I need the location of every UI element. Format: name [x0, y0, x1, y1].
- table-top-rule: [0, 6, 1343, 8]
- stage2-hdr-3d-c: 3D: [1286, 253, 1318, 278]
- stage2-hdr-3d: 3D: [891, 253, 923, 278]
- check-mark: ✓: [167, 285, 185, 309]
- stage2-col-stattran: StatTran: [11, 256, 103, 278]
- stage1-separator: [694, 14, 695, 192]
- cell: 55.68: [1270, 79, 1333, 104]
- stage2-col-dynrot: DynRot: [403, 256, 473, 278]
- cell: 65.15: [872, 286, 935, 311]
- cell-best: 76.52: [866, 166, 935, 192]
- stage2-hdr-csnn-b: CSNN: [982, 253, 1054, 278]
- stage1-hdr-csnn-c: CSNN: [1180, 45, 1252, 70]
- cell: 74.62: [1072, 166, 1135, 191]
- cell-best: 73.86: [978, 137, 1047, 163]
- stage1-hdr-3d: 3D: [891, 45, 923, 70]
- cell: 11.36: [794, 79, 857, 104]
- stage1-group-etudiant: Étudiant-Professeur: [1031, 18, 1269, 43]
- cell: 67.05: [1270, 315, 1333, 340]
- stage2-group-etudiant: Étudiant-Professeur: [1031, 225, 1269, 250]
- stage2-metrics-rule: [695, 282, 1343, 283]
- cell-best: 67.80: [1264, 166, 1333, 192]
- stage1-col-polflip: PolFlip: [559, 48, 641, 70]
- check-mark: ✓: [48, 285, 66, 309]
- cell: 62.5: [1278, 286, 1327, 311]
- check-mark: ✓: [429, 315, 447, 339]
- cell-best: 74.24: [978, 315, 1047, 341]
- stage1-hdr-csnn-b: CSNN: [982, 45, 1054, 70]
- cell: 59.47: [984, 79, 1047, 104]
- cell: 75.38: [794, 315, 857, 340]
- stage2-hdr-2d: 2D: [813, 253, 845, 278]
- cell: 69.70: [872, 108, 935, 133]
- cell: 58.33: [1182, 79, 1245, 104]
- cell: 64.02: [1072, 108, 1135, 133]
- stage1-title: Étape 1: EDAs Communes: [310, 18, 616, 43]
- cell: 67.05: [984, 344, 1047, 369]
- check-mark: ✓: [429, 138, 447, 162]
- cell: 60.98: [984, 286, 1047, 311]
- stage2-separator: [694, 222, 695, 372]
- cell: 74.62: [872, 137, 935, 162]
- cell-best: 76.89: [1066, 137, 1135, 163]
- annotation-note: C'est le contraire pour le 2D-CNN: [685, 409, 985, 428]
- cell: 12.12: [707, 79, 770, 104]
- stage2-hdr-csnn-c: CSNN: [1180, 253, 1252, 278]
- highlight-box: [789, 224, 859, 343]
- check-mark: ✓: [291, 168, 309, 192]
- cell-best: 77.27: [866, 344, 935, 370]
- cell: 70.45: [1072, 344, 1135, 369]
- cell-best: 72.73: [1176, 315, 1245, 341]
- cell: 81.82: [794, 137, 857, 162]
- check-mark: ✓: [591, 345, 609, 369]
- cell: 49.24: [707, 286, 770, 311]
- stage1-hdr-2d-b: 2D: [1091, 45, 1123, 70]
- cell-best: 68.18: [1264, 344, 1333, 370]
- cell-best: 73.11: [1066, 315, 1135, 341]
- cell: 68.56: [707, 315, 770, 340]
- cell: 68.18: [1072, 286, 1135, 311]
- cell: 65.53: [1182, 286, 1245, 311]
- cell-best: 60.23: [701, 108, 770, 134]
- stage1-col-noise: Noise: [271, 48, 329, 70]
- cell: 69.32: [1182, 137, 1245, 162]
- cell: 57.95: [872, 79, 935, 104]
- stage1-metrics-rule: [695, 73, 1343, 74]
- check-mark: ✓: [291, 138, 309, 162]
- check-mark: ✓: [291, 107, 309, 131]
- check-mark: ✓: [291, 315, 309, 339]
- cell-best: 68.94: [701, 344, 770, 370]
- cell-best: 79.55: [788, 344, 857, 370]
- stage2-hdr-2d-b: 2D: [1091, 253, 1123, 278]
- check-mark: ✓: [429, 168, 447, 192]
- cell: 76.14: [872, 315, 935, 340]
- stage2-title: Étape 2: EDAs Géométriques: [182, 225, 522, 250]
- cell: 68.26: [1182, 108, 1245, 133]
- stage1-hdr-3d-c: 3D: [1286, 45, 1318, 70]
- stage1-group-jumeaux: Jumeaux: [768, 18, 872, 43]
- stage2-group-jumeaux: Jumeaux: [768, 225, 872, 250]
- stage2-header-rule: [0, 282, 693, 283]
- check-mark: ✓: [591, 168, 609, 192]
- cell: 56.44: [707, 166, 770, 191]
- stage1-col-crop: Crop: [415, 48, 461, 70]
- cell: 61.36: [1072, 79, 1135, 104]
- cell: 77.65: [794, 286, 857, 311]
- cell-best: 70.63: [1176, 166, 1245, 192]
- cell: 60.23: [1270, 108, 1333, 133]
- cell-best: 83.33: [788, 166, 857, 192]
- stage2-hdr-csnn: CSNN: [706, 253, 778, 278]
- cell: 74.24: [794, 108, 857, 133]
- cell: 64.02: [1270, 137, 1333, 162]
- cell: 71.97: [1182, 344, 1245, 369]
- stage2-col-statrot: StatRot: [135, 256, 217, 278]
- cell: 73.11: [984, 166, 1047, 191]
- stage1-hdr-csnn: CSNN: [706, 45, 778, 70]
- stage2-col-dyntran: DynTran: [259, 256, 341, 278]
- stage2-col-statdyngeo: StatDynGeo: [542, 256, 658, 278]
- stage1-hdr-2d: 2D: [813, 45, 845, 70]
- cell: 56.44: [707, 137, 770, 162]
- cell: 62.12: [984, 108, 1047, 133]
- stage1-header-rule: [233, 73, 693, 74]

-----

### SET TASK:
Copy the material from its beginning down through the line containing "- stage2-hdr-csnn-c: CSNN: [1180, 253, 1252, 278]", changing every "check-mark" to "tick-mark" and keeping everything else the same.

### TASK SOLUTION:
I need the location of every UI element. Format: name [x0, y0, x1, y1].
- table-top-rule: [0, 6, 1343, 8]
- stage2-hdr-3d-c: 3D: [1286, 253, 1318, 278]
- stage2-hdr-3d: 3D: [891, 253, 923, 278]
- tick-mark: ✓: [167, 285, 185, 309]
- stage2-col-stattran: StatTran: [11, 256, 103, 278]
- stage1-separator: [694, 14, 695, 192]
- cell: 55.68: [1270, 79, 1333, 104]
- stage2-col-dynrot: DynRot: [403, 256, 473, 278]
- cell: 65.15: [872, 286, 935, 311]
- cell-best: 76.52: [866, 166, 935, 192]
- stage2-hdr-csnn-b: CSNN: [982, 253, 1054, 278]
- stage1-hdr-csnn-c: CSNN: [1180, 45, 1252, 70]
- cell: 74.62: [1072, 166, 1135, 191]
- cell-best: 73.86: [978, 137, 1047, 163]
- stage1-hdr-3d: 3D: [891, 45, 923, 70]
- cell: 11.36: [794, 79, 857, 104]
- stage1-group-etudiant: Étudiant-Professeur: [1031, 18, 1269, 43]
- cell: 67.05: [1270, 315, 1333, 340]
- stage2-group-etudiant: Étudiant-Professeur: [1031, 225, 1269, 250]
- stage2-metrics-rule: [695, 282, 1343, 283]
- cell-best: 67.80: [1264, 166, 1333, 192]
- stage1-col-polflip: PolFlip: [559, 48, 641, 70]
- tick-mark: ✓: [48, 285, 66, 309]
- cell: 62.5: [1278, 286, 1327, 311]
- tick-mark: ✓: [429, 315, 447, 339]
- cell-best: 74.24: [978, 315, 1047, 341]
- stage1-hdr-csnn-b: CSNN: [982, 45, 1054, 70]
- cell: 59.47: [984, 79, 1047, 104]
- cell: 75.38: [794, 315, 857, 340]
- stage2-hdr-2d: 2D: [813, 253, 845, 278]
- cell: 69.70: [872, 108, 935, 133]
- cell: 58.33: [1182, 79, 1245, 104]
- cell: 64.02: [1072, 108, 1135, 133]
- stage1-title: Étape 1: EDAs Communes: [310, 18, 616, 43]
- cell: 67.05: [984, 344, 1047, 369]
- tick-mark: ✓: [429, 138, 447, 162]
- cell: 60.98: [984, 286, 1047, 311]
- stage2-separator: [694, 222, 695, 372]
- cell: 74.62: [872, 137, 935, 162]
- cell-best: 76.89: [1066, 137, 1135, 163]
- annotation-note: C'est le contraire pour le 2D-CNN: [685, 409, 985, 428]
- cell: 12.12: [707, 79, 770, 104]
- stage2-hdr-csnn-c: CSNN: [1180, 253, 1252, 278]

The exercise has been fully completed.